Review the listing and copy each line that holds the word "light".
= = = =
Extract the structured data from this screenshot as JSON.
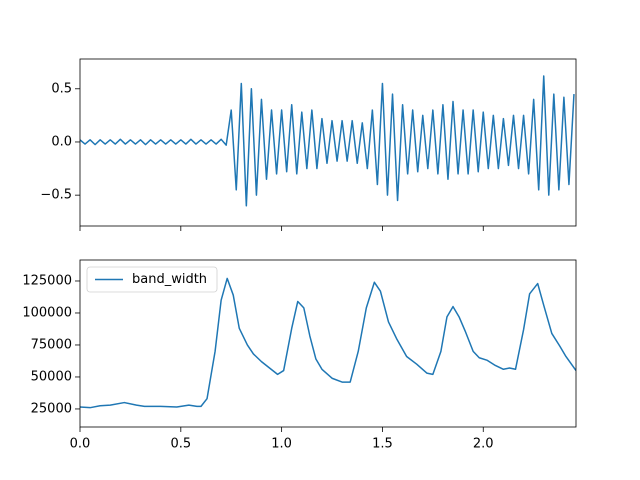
{
  "chart_data": [
    {
      "type": "line",
      "x": [
        0,
        0.025,
        0.05,
        0.075,
        0.1,
        0.125,
        0.15,
        0.175,
        0.2,
        0.225,
        0.25,
        0.275,
        0.3,
        0.325,
        0.35,
        0.375,
        0.4,
        0.425,
        0.45,
        0.475,
        0.5,
        0.525,
        0.55,
        0.575,
        0.6,
        0.625,
        0.65,
        0.675,
        0.7,
        0.725,
        0.75,
        0.775,
        0.8,
        0.825,
        0.85,
        0.875,
        0.9,
        0.925,
        0.95,
        0.975,
        1,
        1.025,
        1.05,
        1.075,
        1.1,
        1.125,
        1.15,
        1.175,
        1.2,
        1.225,
        1.25,
        1.275,
        1.3,
        1.325,
        1.35,
        1.375,
        1.4,
        1.425,
        1.45,
        1.475,
        1.5,
        1.525,
        1.55,
        1.575,
        1.6,
        1.625,
        1.65,
        1.675,
        1.7,
        1.725,
        1.75,
        1.775,
        1.8,
        1.825,
        1.85,
        1.875,
        1.9,
        1.925,
        1.95,
        1.975,
        2,
        2.025,
        2.05,
        2.075,
        2.1,
        2.125,
        2.15,
        2.175,
        2.2,
        2.225,
        2.25,
        2.275,
        2.3,
        2.325,
        2.35,
        2.375,
        2.4,
        2.425,
        2.45
      ],
      "series": [
        {
          "color": "#1f77b4",
          "values": [
            0.02,
            -0.02,
            0.02,
            -0.025,
            0.02,
            -0.02,
            0.02,
            -0.02,
            0.025,
            -0.02,
            0.02,
            -0.02,
            0.02,
            -0.025,
            0.02,
            -0.02,
            0.02,
            -0.02,
            0.02,
            -0.02,
            0.02,
            -0.02,
            0.025,
            -0.02,
            0.02,
            -0.02,
            0.02,
            -0.02,
            0.025,
            -0.03,
            0.3,
            -0.45,
            0.55,
            -0.6,
            0.5,
            -0.5,
            0.4,
            -0.35,
            0.3,
            -0.3,
            0.3,
            -0.28,
            0.35,
            -0.3,
            0.28,
            -0.25,
            0.3,
            -0.25,
            0.22,
            -0.2,
            0.2,
            -0.18,
            0.2,
            -0.18,
            0.2,
            -0.2,
            0.18,
            -0.25,
            0.3,
            -0.4,
            0.55,
            -0.5,
            0.45,
            -0.55,
            0.35,
            -0.3,
            0.3,
            -0.28,
            0.25,
            -0.25,
            0.3,
            -0.3,
            0.35,
            -0.35,
            0.38,
            -0.3,
            0.3,
            -0.3,
            0.3,
            -0.28,
            0.28,
            -0.25,
            0.25,
            -0.25,
            0.22,
            -0.22,
            0.25,
            -0.25,
            0.25,
            -0.3,
            0.4,
            -0.45,
            0.62,
            -0.5,
            0.45,
            -0.45,
            0.42,
            -0.4,
            0.45
          ]
        }
      ],
      "xlim": [
        0,
        2.46
      ],
      "ylim": [
        -0.79,
        0.78
      ],
      "xticks": [
        0,
        0.5,
        1,
        1.5,
        2
      ],
      "yticks": [
        {
          "value": -0.5,
          "label": "−0.5"
        },
        {
          "value": 0,
          "label": "0.0"
        },
        0.5
      ]
    },
    {
      "type": "line",
      "x": [
        0,
        0.05,
        0.1,
        0.15,
        0.22,
        0.28,
        0.32,
        0.4,
        0.48,
        0.54,
        0.58,
        0.6,
        0.63,
        0.67,
        0.7,
        0.73,
        0.76,
        0.79,
        0.83,
        0.86,
        0.9,
        0.94,
        0.98,
        1.01,
        1.05,
        1.08,
        1.11,
        1.14,
        1.17,
        1.2,
        1.25,
        1.3,
        1.34,
        1.38,
        1.42,
        1.46,
        1.49,
        1.53,
        1.57,
        1.62,
        1.67,
        1.72,
        1.75,
        1.79,
        1.82,
        1.85,
        1.88,
        1.91,
        1.95,
        1.98,
        2.02,
        2.06,
        2.1,
        2.13,
        2.16,
        2.2,
        2.23,
        2.27,
        2.3,
        2.34,
        2.38,
        2.41,
        2.46
      ],
      "series": [
        {
          "name": "band_width",
          "color": "#1f77b4",
          "values": [
            26500,
            26000,
            27500,
            28000,
            30000,
            28000,
            27000,
            27000,
            26500,
            28000,
            27000,
            27000,
            33000,
            70000,
            110000,
            127000,
            114000,
            88000,
            75000,
            68000,
            62000,
            57000,
            52000,
            55000,
            88000,
            109000,
            104000,
            82000,
            64000,
            56000,
            49000,
            46000,
            46000,
            70000,
            104000,
            124000,
            117000,
            93000,
            80000,
            66000,
            60000,
            53000,
            52000,
            70000,
            97000,
            105000,
            97000,
            86000,
            70000,
            65000,
            63000,
            59000,
            56000,
            57000,
            56000,
            87000,
            115000,
            123000,
            106000,
            84000,
            74000,
            66000,
            55000
          ]
        }
      ],
      "xlim": [
        0,
        2.46
      ],
      "ylim": [
        10900,
        141400
      ],
      "xticks": [
        {
          "value": 0,
          "label": "0.0"
        },
        0.5,
        {
          "value": 1,
          "label": "1.0"
        },
        1.5,
        {
          "value": 2,
          "label": "2.0"
        }
      ],
      "yticks": [
        25000,
        50000,
        75000,
        100000,
        125000
      ],
      "legend": "upper left"
    }
  ]
}
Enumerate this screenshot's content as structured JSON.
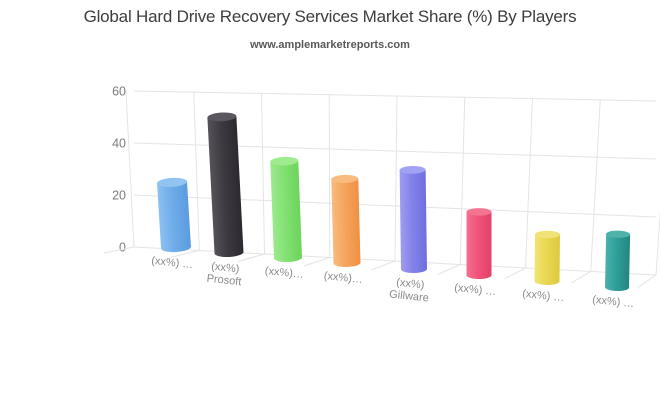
{
  "header": {
    "title": "Global Hard Drive Recovery Services Market Share (%) By Players",
    "subtitle": "www.amplemarketreports.com"
  },
  "chart_data": {
    "type": "bar",
    "style": "3d-cylinder",
    "title": "Global Hard Drive Recovery Services Market Share (%) By Players",
    "subtitle": "www.amplemarketreports.com",
    "categories": [
      "(xx%) …",
      "(xx%) Prosoft",
      "(xx%)…",
      "(xx%)…",
      "(xx%) Gillware",
      "(xx%) …",
      "(xx%) …",
      "(xx%) …"
    ],
    "category_display": [
      [
        "(xx%) …"
      ],
      [
        "(xx%)",
        "Prosoft"
      ],
      [
        "(xx%)…"
      ],
      [
        "(xx%)…"
      ],
      [
        "(xx%)",
        "Gillware"
      ],
      [
        "(xx%) …"
      ],
      [
        "(xx%) …"
      ],
      [
        "(xx%) …"
      ]
    ],
    "values": [
      20,
      46,
      31,
      26,
      31,
      18,
      12,
      14
    ],
    "ylim": [
      0,
      60
    ],
    "yticks": [
      0,
      20,
      40,
      60
    ],
    "xlabel": "",
    "ylabel": "",
    "grid": true,
    "legend": false,
    "bar_colors": [
      {
        "light": "#8CC1F0",
        "base": "#6FACEA",
        "dark": "#5B9CDF",
        "cap": "#92C4F1"
      },
      {
        "light": "#55525A",
        "base": "#3D3A41",
        "dark": "#2C2930",
        "cap": "#5A5761"
      },
      {
        "light": "#9BEA8C",
        "base": "#82E172",
        "dark": "#6CD45C",
        "cap": "#9EEB90"
      },
      {
        "light": "#F8BB7E",
        "base": "#F5A55E",
        "dark": "#EE9143",
        "cap": "#F8BC80"
      },
      {
        "light": "#9E9CF0",
        "base": "#8482E9",
        "dark": "#706EDF",
        "cap": "#A3A1F1"
      },
      {
        "light": "#F4708F",
        "base": "#F05379",
        "dark": "#E44067",
        "cap": "#F4748F"
      },
      {
        "light": "#F1E473",
        "base": "#E9D853",
        "dark": "#DEC93F",
        "cap": "#F0E276"
      },
      {
        "light": "#4BB1A9",
        "base": "#2F9F99",
        "dark": "#23867F",
        "cap": "#4FB2AA"
      }
    ],
    "grid_color": "#e4e4e4",
    "axis_text_color": "#7b7b7b",
    "label_text_color": "#8a8a8a"
  }
}
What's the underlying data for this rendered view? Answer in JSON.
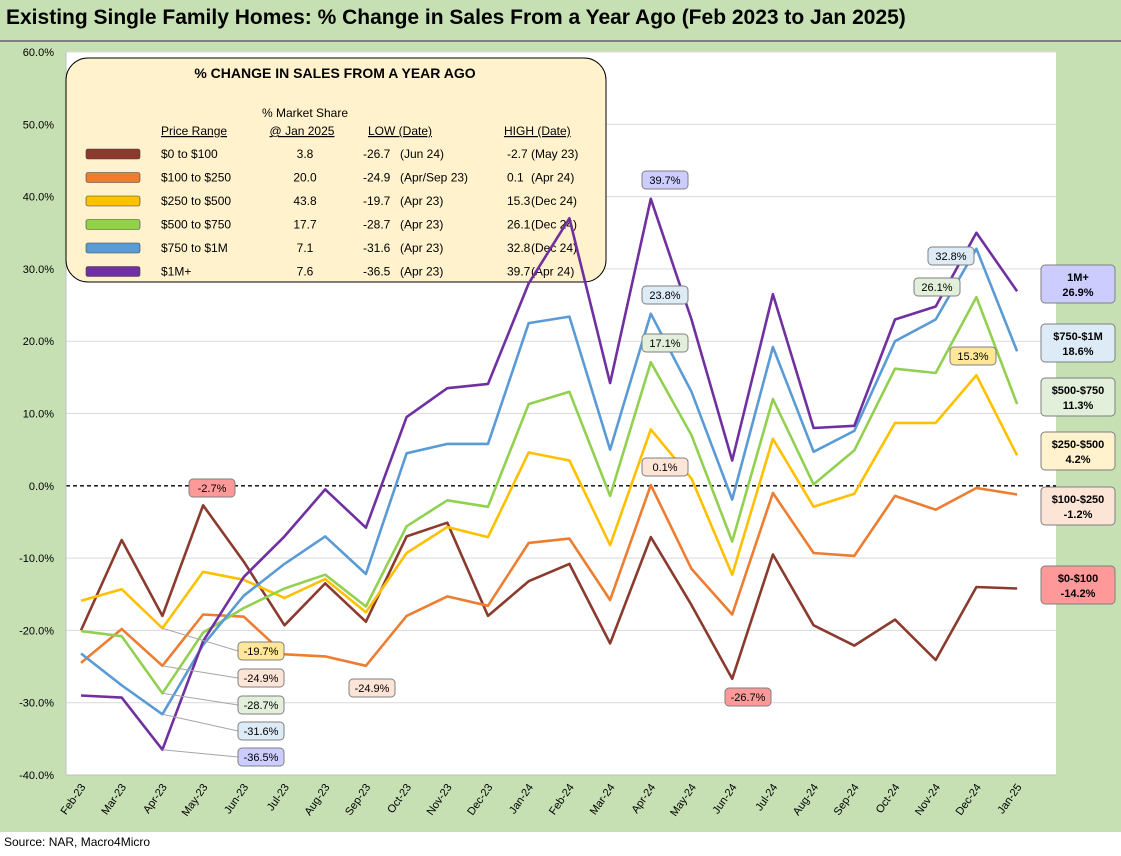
= = = =
§ **Answer in full**
        "light": "#8CC1F0",
        "light": "#55525A",
        "light": "#9BEA8C",
        "light": "#F8BB7E",
        "light": "#9E9CF0",
        "light": "#F4708F",
        "light": "#F1E473",
        "light": "#4BB1A9",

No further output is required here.